-- START Records shown --

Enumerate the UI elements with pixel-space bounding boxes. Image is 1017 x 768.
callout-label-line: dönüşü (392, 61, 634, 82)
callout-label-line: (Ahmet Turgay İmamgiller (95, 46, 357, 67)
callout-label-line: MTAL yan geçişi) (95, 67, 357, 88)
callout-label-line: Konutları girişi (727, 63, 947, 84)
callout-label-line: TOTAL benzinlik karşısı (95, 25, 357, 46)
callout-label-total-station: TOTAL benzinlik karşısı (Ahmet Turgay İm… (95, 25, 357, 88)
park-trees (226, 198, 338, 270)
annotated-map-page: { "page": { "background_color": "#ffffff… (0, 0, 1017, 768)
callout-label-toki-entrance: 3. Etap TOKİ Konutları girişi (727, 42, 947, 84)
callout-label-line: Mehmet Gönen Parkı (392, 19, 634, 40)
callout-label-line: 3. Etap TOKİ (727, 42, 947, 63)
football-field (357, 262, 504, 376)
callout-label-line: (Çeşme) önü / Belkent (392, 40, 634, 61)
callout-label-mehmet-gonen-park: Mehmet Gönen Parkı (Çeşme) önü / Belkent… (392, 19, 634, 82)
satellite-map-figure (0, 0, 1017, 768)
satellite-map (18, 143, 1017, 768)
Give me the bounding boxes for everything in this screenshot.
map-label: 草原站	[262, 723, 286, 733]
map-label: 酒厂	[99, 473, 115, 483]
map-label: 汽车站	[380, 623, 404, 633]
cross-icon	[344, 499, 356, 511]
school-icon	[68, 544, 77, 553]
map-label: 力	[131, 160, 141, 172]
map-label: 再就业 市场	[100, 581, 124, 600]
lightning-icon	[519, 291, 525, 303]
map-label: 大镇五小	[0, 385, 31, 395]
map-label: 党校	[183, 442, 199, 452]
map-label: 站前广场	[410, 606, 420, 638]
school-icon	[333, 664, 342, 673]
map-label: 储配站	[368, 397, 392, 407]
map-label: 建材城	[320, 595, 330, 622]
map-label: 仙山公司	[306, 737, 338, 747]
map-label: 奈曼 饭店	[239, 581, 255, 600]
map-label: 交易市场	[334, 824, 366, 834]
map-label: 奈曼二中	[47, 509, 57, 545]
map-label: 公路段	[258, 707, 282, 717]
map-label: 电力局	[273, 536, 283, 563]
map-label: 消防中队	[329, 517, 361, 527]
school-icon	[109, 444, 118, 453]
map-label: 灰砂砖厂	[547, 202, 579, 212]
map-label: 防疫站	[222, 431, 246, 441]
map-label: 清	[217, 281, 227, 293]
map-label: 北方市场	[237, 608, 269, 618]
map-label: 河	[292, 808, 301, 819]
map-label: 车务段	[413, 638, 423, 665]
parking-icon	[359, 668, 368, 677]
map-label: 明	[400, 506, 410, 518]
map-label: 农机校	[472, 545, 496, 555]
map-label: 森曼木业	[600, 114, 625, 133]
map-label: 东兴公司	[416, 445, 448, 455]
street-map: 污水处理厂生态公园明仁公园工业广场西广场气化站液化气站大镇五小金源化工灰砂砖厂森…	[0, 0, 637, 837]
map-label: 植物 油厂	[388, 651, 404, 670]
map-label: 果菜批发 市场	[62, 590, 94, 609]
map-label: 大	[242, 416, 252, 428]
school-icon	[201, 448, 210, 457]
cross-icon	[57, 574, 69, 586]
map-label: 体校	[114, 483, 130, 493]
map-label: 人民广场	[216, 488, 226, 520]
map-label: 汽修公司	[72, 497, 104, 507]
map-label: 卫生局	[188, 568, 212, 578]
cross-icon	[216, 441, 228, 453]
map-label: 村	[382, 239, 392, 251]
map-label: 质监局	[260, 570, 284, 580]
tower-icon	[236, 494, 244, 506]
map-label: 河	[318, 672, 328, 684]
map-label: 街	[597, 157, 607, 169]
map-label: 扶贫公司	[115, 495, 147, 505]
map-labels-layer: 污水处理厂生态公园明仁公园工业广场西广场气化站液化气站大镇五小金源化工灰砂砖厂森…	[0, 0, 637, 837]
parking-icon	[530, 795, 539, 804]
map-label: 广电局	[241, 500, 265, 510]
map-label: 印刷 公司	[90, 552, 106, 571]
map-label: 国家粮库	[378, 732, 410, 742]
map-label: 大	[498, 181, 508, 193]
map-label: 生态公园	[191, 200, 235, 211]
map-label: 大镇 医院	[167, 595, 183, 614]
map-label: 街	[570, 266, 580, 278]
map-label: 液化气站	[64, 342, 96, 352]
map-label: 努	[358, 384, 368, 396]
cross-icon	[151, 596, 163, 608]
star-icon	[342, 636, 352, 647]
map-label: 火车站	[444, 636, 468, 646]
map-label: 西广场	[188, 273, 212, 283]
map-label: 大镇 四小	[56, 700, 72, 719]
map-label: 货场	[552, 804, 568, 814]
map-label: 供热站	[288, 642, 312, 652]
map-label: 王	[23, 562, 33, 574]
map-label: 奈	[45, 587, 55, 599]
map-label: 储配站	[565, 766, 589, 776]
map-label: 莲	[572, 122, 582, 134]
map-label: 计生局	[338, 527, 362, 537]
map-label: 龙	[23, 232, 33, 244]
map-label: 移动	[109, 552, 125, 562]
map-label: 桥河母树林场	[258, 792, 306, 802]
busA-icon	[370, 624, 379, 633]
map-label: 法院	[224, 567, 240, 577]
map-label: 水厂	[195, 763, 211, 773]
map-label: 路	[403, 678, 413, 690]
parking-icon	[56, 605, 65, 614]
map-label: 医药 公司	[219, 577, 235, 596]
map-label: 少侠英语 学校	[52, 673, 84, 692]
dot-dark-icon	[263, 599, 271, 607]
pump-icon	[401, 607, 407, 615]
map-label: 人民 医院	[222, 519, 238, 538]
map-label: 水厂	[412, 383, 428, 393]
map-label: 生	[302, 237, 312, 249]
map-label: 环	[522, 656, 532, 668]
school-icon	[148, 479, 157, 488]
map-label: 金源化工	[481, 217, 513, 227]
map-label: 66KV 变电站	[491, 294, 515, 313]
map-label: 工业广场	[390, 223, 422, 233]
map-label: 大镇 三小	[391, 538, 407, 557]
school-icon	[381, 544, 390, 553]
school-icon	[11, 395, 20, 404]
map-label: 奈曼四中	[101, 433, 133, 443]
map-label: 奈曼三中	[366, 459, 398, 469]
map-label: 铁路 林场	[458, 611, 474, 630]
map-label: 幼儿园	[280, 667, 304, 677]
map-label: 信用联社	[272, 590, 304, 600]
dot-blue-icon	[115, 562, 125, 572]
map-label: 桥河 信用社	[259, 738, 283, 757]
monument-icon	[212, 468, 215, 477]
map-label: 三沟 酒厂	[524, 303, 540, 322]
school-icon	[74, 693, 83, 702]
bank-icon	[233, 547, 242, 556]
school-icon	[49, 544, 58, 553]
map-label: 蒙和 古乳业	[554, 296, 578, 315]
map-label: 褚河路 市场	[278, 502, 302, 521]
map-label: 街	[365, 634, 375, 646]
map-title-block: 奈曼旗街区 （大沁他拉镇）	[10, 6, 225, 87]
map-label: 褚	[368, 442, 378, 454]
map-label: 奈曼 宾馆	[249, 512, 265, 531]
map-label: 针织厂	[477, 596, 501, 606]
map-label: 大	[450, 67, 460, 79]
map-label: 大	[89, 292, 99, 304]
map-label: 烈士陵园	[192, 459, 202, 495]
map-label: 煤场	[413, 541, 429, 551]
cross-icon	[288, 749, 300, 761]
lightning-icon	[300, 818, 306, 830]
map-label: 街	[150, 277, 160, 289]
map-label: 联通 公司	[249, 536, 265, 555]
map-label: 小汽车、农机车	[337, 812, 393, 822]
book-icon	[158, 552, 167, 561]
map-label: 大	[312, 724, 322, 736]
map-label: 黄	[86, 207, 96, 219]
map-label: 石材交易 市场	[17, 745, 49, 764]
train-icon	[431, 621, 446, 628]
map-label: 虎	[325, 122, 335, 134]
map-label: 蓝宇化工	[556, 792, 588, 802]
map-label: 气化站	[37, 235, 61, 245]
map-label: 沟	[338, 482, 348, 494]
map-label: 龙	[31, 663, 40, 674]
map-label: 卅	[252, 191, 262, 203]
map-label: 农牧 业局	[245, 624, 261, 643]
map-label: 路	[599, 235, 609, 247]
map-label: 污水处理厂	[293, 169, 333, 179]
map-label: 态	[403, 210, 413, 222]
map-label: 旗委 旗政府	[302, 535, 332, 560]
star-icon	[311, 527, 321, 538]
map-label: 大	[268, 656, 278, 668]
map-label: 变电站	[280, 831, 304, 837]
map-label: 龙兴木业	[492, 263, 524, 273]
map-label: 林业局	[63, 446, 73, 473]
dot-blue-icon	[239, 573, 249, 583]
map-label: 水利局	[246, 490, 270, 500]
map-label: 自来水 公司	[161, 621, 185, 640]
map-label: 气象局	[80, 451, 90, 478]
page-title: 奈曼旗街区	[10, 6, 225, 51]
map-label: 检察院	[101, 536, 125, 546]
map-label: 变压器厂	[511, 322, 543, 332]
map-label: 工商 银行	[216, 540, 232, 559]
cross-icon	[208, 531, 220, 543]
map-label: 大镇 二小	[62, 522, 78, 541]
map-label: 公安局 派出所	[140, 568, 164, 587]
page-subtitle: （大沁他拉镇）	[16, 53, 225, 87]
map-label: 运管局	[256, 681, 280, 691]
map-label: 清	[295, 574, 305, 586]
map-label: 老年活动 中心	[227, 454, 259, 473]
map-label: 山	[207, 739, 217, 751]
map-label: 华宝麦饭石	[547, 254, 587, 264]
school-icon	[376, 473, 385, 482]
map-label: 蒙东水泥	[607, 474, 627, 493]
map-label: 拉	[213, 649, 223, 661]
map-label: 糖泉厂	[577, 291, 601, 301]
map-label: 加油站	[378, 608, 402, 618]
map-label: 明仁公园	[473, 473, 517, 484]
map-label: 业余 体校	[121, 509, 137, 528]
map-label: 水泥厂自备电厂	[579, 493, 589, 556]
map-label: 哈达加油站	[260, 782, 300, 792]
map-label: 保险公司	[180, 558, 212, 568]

-- END Records shown --

Required work: Can you copy out, unchanged, the stretch of the listing above from its first line through the line that contains "536, 283, 563]"?

Result for this task:
Enumerate the UI elements with pixel-space bounding boxes. Image is 1017 x 768.
callout-label-line: dönüşü (392, 61, 634, 82)
callout-label-line: (Ahmet Turgay İmamgiller (95, 46, 357, 67)
callout-label-line: MTAL yan geçişi) (95, 67, 357, 88)
callout-label-line: Konutları girişi (727, 63, 947, 84)
callout-label-line: TOTAL benzinlik karşısı (95, 25, 357, 46)
callout-label-total-station: TOTAL benzinlik karşısı (Ahmet Turgay İm… (95, 25, 357, 88)
park-trees (226, 198, 338, 270)
annotated-map-page: { "page": { "background_color": "#ffffff… (0, 0, 1017, 768)
callout-label-toki-entrance: 3. Etap TOKİ Konutları girişi (727, 42, 947, 84)
callout-label-line: Mehmet Gönen Parkı (392, 19, 634, 40)
callout-label-line: 3. Etap TOKİ (727, 42, 947, 63)
football-field (357, 262, 504, 376)
callout-label-line: (Çeşme) önü / Belkent (392, 40, 634, 61)
callout-label-mehmet-gonen-park: Mehmet Gönen Parkı (Çeşme) önü / Belkent… (392, 19, 634, 82)
satellite-map-figure (0, 0, 1017, 768)
satellite-map (18, 143, 1017, 768)
Give me the bounding boxes for everything in this screenshot.
map-label: 草原站	[262, 723, 286, 733]
map-label: 酒厂	[99, 473, 115, 483]
map-label: 汽车站	[380, 623, 404, 633]
cross-icon	[344, 499, 356, 511]
school-icon	[68, 544, 77, 553]
map-label: 力	[131, 160, 141, 172]
map-label: 再就业 市场	[100, 581, 124, 600]
lightning-icon	[519, 291, 525, 303]
map-label: 大镇五小	[0, 385, 31, 395]
map-label: 党校	[183, 442, 199, 452]
map-label: 站前广场	[410, 606, 420, 638]
school-icon	[333, 664, 342, 673]
map-label: 储配站	[368, 397, 392, 407]
map-label: 建材城	[320, 595, 330, 622]
map-label: 仙山公司	[306, 737, 338, 747]
map-label: 奈曼 饭店	[239, 581, 255, 600]
map-label: 交易市场	[334, 824, 366, 834]
map-label: 奈曼二中	[47, 509, 57, 545]
map-label: 公路段	[258, 707, 282, 717]
map-label: 电力局	[273, 536, 283, 563]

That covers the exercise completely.